▸ Exercise brief: Find the lines of data that contain the string "Estimated", then list them.

▸ Data records:
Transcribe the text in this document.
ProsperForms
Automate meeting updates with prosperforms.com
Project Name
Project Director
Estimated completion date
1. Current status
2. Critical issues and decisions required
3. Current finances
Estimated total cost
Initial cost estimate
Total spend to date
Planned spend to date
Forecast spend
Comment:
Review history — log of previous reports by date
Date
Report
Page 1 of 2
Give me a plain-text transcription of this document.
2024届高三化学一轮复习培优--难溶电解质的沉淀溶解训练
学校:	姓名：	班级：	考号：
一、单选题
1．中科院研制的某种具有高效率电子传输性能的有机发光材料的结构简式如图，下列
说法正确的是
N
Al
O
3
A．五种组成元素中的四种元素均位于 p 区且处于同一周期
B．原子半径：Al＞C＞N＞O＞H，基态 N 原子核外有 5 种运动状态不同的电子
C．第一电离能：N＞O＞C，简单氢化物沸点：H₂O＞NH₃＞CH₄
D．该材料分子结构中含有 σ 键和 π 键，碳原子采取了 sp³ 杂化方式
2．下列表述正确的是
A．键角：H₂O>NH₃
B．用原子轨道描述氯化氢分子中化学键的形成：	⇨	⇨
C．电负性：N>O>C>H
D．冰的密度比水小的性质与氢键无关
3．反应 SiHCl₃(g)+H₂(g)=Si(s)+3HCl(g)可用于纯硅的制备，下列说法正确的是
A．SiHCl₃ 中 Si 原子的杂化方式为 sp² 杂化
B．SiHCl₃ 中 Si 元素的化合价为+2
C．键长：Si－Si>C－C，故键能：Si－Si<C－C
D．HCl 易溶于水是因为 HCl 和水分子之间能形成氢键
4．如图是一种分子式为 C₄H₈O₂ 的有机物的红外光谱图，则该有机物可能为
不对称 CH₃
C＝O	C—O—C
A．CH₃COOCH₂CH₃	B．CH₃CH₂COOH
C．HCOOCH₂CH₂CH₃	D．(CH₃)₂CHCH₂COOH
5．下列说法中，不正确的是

▸ Response below:
Estimated completion date
Estimated total cost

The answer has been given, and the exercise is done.